-------- Task material
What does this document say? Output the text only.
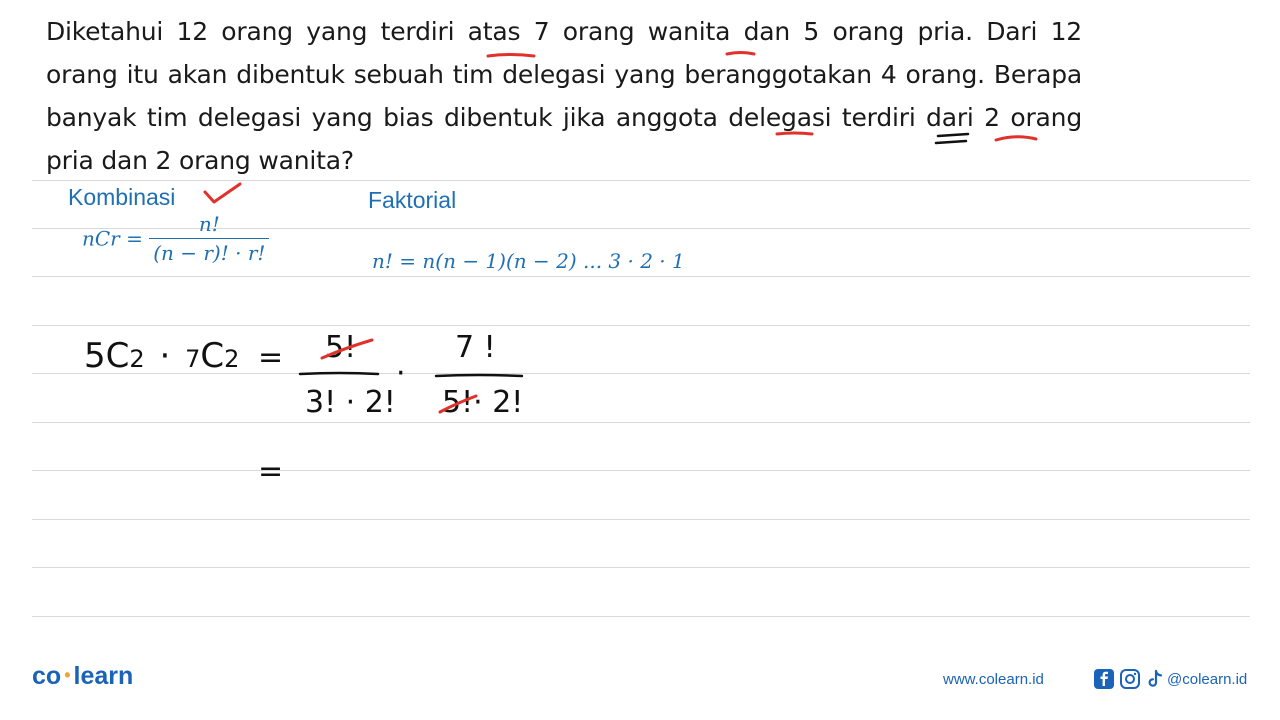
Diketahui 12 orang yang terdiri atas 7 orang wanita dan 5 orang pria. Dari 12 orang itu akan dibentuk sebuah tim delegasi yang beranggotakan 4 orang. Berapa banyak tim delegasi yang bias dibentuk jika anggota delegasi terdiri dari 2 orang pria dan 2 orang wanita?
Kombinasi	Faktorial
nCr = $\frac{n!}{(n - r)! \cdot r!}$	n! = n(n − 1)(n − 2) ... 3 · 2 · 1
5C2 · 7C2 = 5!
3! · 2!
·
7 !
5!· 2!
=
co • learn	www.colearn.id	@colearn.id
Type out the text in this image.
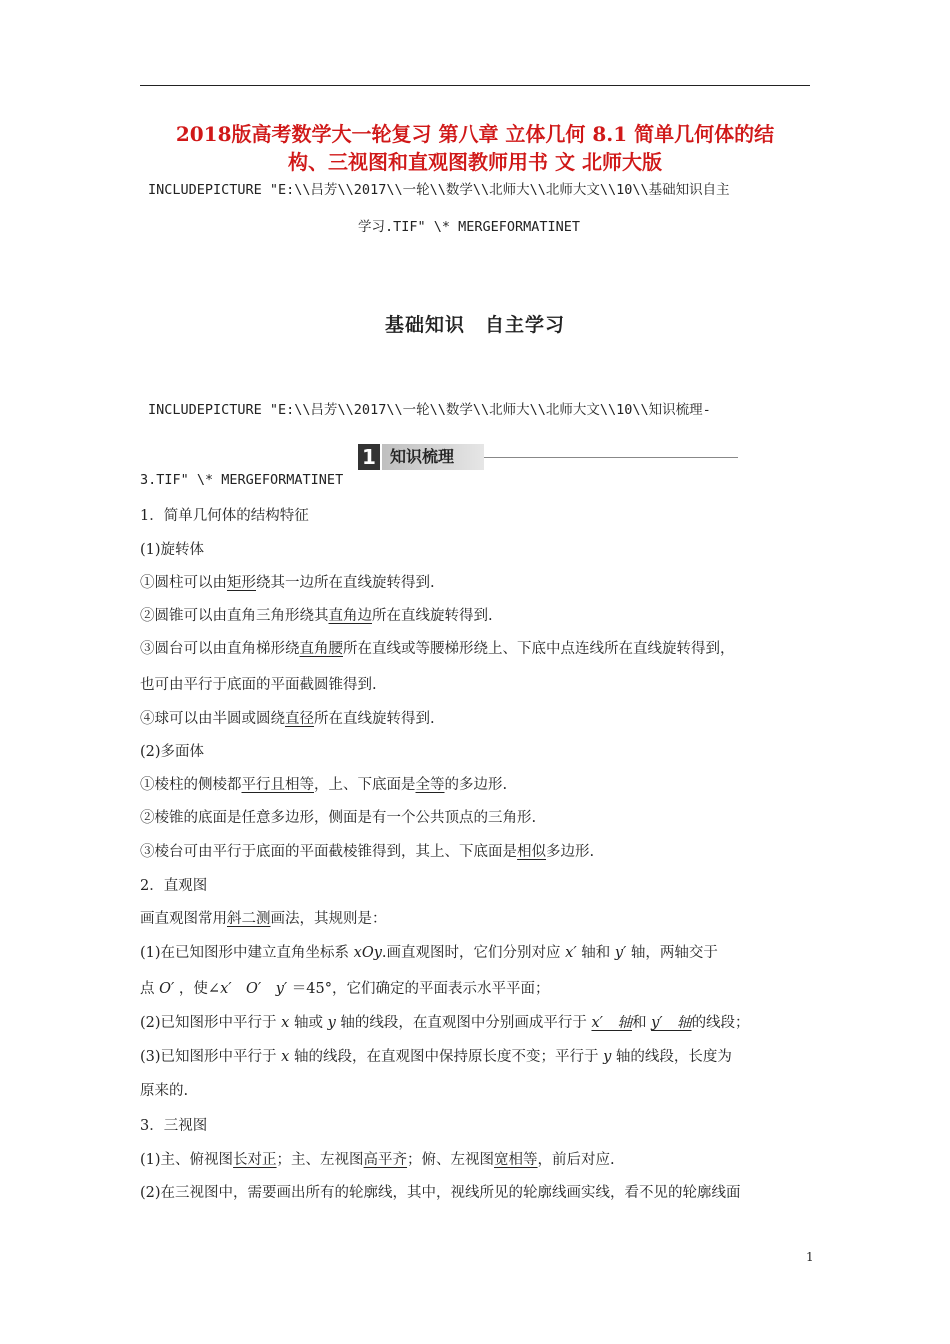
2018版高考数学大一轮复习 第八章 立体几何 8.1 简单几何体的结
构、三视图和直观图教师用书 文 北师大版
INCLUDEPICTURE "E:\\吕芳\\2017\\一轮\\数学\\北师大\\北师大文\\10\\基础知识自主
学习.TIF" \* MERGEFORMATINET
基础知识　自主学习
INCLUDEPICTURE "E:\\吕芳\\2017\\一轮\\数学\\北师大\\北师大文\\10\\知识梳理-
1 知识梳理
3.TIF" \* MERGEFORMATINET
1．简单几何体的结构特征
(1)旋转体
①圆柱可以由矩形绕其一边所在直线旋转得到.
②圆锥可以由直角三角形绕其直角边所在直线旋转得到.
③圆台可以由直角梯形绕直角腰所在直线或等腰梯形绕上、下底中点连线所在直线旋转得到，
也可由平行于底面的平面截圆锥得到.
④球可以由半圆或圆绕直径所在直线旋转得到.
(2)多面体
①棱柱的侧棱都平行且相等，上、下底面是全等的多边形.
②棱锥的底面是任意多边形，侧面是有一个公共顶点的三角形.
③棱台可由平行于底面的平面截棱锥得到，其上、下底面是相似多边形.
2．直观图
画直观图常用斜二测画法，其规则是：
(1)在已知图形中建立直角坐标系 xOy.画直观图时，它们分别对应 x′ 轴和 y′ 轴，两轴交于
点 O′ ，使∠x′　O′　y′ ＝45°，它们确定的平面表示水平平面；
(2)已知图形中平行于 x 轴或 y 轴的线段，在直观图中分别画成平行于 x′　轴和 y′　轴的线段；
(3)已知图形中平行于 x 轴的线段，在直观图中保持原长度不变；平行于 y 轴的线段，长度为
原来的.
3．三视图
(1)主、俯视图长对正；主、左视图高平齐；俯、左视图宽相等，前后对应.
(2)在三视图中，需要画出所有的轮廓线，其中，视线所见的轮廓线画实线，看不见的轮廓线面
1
----------------
-------- Task material
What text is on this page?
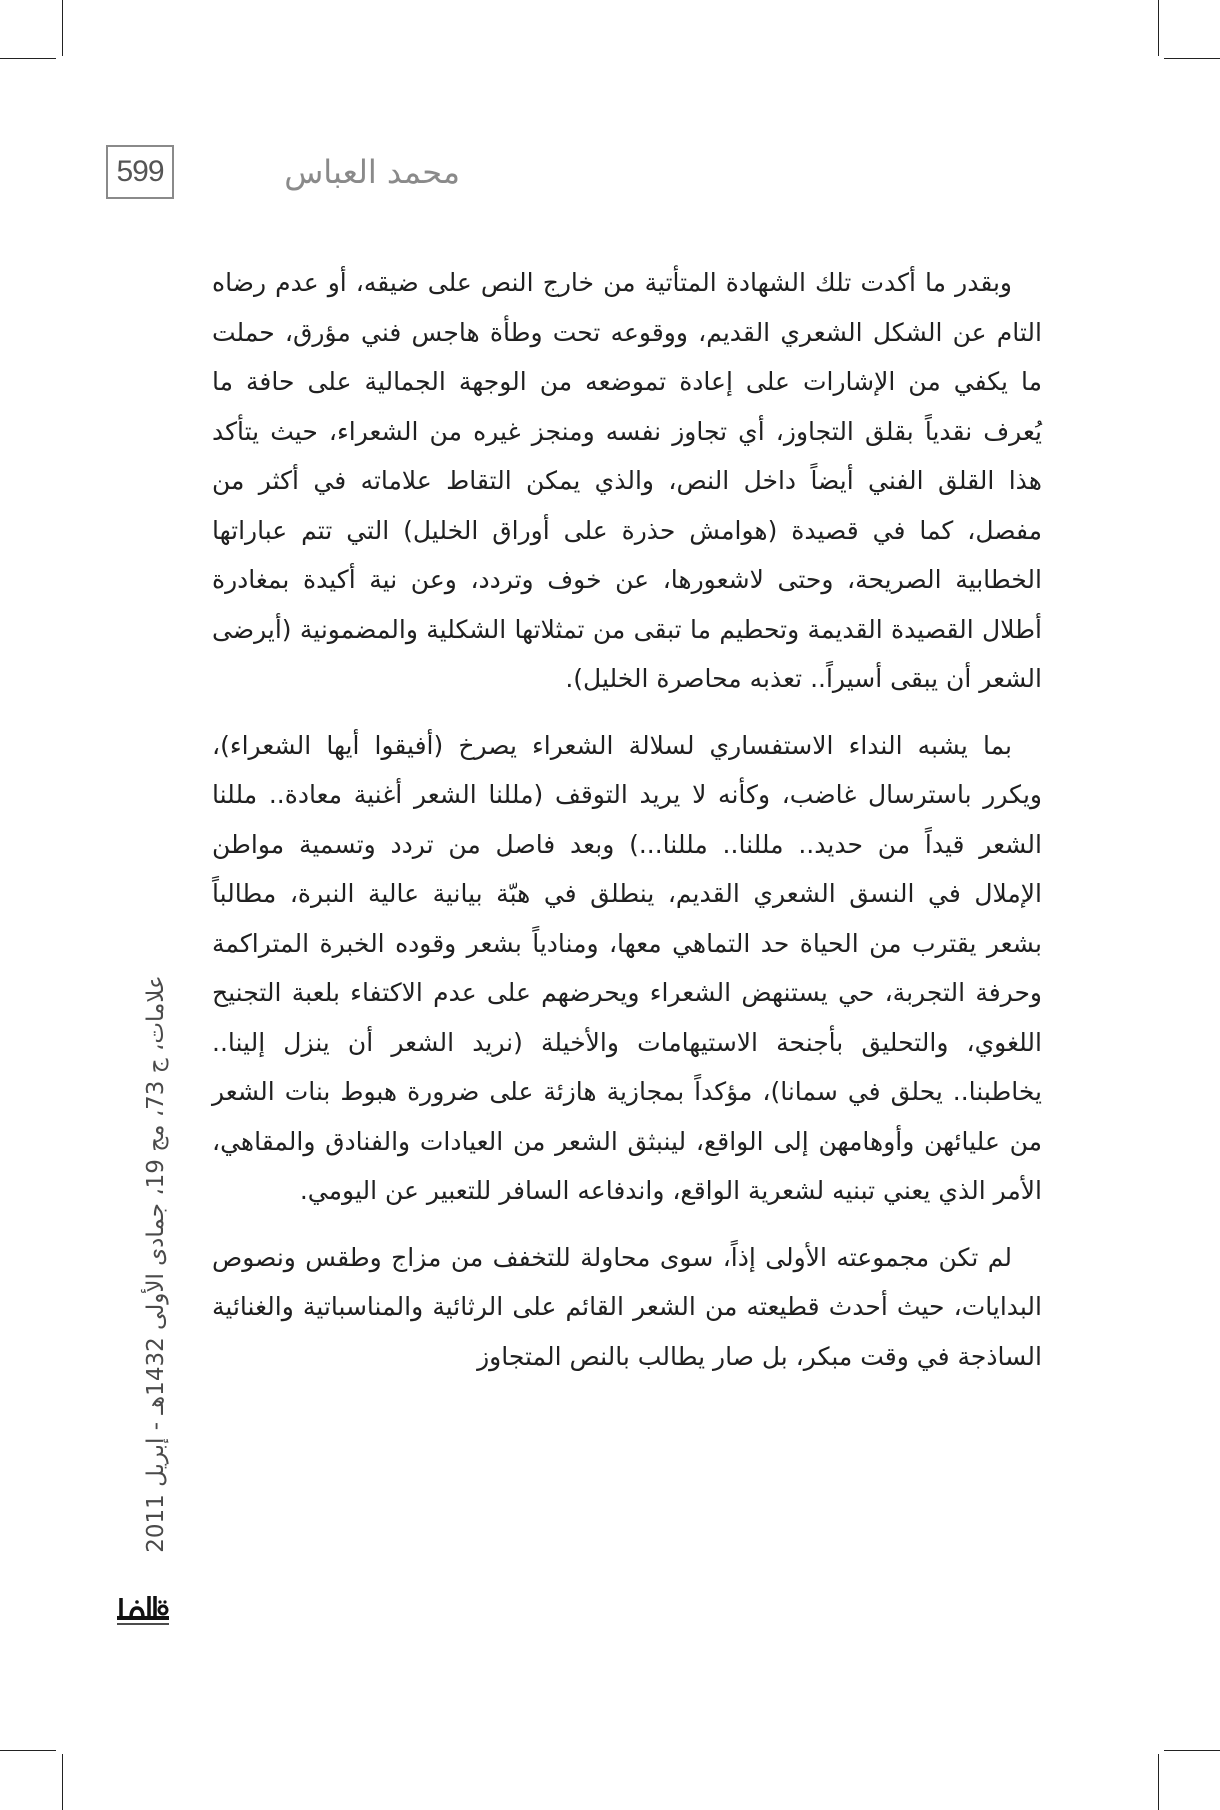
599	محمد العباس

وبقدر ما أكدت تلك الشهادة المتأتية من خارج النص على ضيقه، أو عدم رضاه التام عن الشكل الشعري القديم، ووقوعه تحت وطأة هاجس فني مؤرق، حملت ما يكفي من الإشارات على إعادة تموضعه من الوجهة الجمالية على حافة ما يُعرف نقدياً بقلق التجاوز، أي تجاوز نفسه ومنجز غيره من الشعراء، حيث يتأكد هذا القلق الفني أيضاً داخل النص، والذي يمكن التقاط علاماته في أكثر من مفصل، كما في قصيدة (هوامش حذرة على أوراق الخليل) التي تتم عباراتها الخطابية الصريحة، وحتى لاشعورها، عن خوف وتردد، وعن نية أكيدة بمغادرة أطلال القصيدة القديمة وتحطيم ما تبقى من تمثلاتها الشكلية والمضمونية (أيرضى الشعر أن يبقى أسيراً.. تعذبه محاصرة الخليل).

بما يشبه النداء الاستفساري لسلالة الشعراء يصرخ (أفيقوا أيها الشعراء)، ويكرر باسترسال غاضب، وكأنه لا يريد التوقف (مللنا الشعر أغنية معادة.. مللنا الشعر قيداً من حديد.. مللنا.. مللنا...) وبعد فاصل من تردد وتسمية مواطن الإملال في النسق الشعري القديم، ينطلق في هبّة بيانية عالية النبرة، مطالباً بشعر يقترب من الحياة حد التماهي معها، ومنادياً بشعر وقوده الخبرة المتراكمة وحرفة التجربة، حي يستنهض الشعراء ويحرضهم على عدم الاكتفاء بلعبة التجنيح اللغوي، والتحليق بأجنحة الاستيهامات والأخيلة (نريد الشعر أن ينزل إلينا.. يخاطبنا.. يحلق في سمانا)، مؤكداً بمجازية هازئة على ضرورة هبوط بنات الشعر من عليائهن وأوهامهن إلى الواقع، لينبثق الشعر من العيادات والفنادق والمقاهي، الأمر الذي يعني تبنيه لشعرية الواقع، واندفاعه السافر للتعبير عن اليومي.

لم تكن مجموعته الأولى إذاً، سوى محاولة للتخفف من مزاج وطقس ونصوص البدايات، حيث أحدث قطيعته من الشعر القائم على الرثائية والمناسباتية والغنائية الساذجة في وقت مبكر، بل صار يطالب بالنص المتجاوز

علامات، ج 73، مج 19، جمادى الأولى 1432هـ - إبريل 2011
----------------
-------- Task material
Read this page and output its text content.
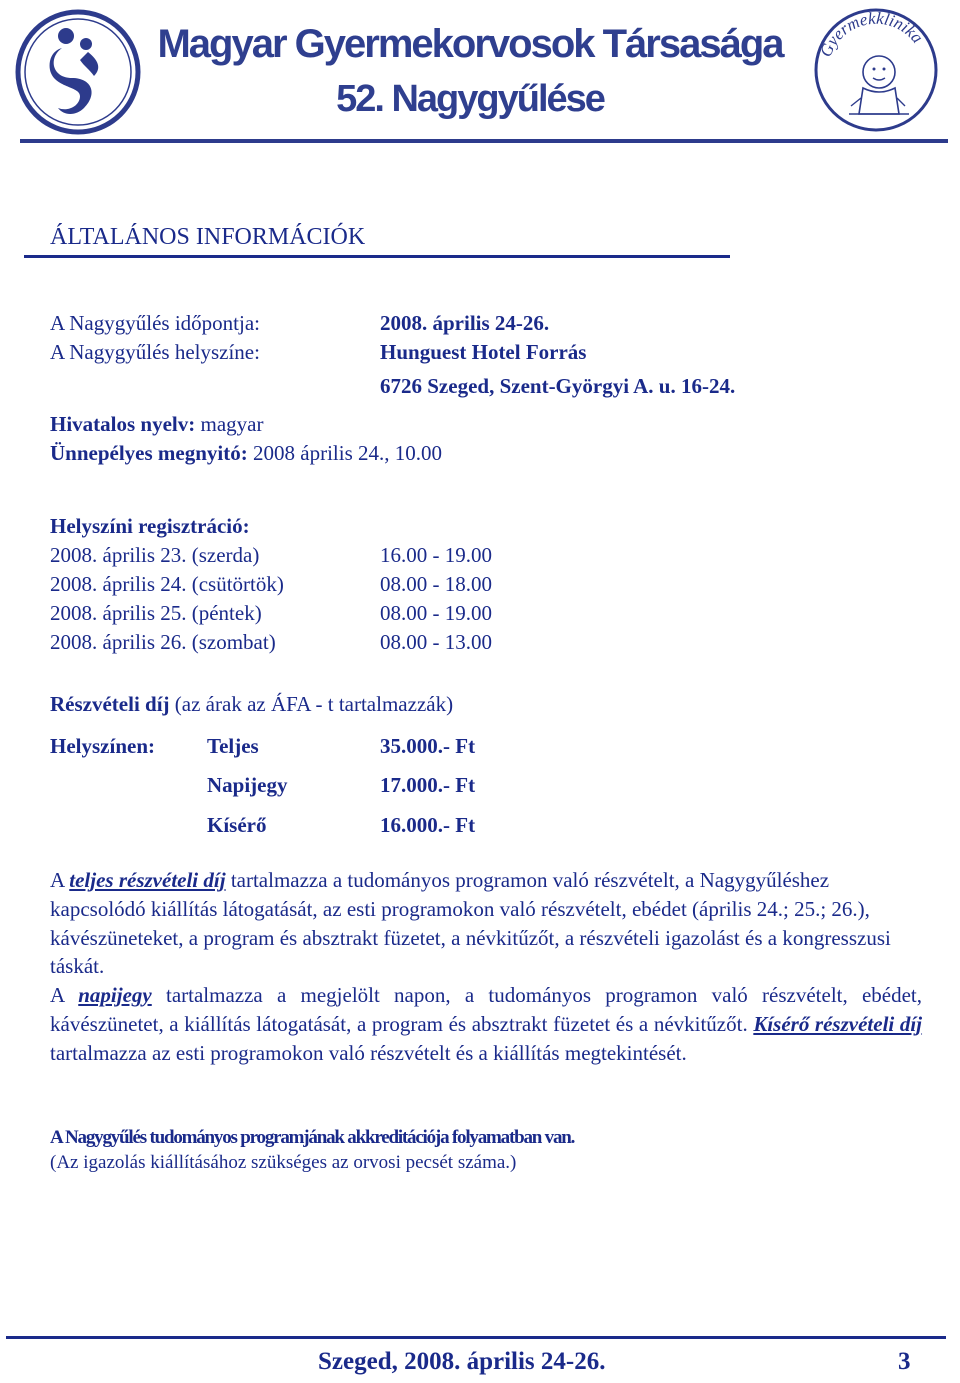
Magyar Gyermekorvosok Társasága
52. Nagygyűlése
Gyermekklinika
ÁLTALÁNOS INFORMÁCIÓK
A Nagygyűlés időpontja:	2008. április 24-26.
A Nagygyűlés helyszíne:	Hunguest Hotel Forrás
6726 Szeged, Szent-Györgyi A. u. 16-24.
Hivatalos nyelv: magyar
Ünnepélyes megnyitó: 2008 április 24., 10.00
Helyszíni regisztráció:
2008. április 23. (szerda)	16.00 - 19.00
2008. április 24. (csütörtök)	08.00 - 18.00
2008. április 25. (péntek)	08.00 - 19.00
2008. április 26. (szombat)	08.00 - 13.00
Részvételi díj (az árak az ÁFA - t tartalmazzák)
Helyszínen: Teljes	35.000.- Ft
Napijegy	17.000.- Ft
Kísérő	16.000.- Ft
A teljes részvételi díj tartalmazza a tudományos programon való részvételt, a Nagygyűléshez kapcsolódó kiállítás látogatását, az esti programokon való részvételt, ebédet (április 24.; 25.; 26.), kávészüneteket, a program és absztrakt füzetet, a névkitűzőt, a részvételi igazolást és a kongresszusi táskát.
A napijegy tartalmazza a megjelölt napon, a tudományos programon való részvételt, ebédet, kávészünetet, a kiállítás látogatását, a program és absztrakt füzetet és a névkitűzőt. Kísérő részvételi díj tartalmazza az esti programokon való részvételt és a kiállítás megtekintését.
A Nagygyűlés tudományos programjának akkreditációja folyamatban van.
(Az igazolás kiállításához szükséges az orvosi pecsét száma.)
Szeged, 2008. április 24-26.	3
----------------
§ The task
Return a copy of every line that includes the word "absztrakt".

§ Result
A teljes részvételi díj tartalmazza a tudományos programon való részvételt, a Nagygyűléshez kapcsolódó kiállítás látogatását, az esti programokon való részvételt, ebédet (április 24.; 25.; 26.), kávészüneteket, a program és absztrakt füzetet, a névkitűzőt, a részvételi igazolást és a kongresszusi táskát.
A napijegy tartalmazza a megjelölt napon, a tudományos programon való részvételt, ebédet, kávészünetet, a kiállítás látogatását, a program és absztrakt füzetet és a névkitűzőt. Kísérő részvételi díj tartalmazza az esti programokon való részvételt és a kiállítás megtekintését.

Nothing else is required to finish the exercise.